- _Objective_: Output every record below exactly as it appears.

[Stored entries]
★ ★ ★ ★ ★
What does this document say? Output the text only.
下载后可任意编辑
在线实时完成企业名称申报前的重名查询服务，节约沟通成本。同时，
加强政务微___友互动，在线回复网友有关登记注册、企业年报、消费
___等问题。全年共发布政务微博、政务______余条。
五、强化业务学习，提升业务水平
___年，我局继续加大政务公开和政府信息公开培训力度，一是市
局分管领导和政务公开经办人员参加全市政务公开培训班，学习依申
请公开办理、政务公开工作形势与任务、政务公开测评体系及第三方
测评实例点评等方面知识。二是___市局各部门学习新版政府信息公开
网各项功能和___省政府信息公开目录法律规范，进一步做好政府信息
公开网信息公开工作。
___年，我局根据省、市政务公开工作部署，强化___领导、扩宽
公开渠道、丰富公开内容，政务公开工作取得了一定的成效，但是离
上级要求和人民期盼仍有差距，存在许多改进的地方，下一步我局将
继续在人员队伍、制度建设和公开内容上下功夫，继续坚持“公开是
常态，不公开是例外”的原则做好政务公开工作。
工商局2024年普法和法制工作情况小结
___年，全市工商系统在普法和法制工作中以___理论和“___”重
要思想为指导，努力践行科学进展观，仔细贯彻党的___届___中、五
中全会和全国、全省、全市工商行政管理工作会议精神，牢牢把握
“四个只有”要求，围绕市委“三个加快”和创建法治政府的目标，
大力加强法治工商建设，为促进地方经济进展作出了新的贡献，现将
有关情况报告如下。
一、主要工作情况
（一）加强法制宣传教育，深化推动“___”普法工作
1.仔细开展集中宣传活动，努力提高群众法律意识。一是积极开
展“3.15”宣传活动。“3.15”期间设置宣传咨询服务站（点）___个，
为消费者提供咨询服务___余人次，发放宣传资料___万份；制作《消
★ ★ ★ ★ ★
- _Result_:
What does this document say? Output the text only.
下载后可任意编辑
在线实时完成企业名称申报前的重名查询服务，节约沟通成本。同时，
加强政务微___友互动，在线回复网友有关登记注册、企业年报、消费
___等问题。全年共发布政务微博、政务______余条。
五、强化业务学习，提升业务水平
___年，我局继续加大政务公开和政府信息公开培训力度，一是市
局分管领导和政务公开经办人员参加全市政务公开培训班，学习依申
请公开办理、政务公开工作形势与任务、政务公开测评体系及第三方
测评实例点评等方面知识。二是___市局各部门学习新版政府信息公开
网各项功能和___省政府信息公开目录法律规范，进一步做好政府信息
公开网信息公开工作。
___年，我局根据省、市政务公开工作部署，强化___领导、扩宽
公开渠道、丰富公开内容，政务公开工作取得了一定的成效，但是离
上级要求和人民期盼仍有差距，存在许多改进的地方，下一步我局将
继续在人员队伍、制度建设和公开内容上下功夫，继续坚持“公开是
常态，不公开是例外”的原则做好政务公开工作。
工商局2024年普法和法制工作情况小结
___年，全市工商系统在普法和法制工作中以___理论和“___”重
要思想为指导，努力践行科学进展观，仔细贯彻党的___届___中、五
中全会和全国、全省、全市工商行政管理工作会议精神，牢牢把握
“四个只有”要求，围绕市委“三个加快”和创建法治政府的目标，
大力加强法治工商建设，为促进地方经济进展作出了新的贡献，现将
有关情况报告如下。
一、主要工作情况
（一）加强法制宣传教育，深化推动“___”普法工作
1.仔细开展集中宣传活动，努力提高群众法律意识。一是积极开
展“3.15”宣传活动。“3.15”期间设置宣传咨询服务站（点）___个，
为消费者提供咨询服务___余人次，发放宣传资料___万份；制作《消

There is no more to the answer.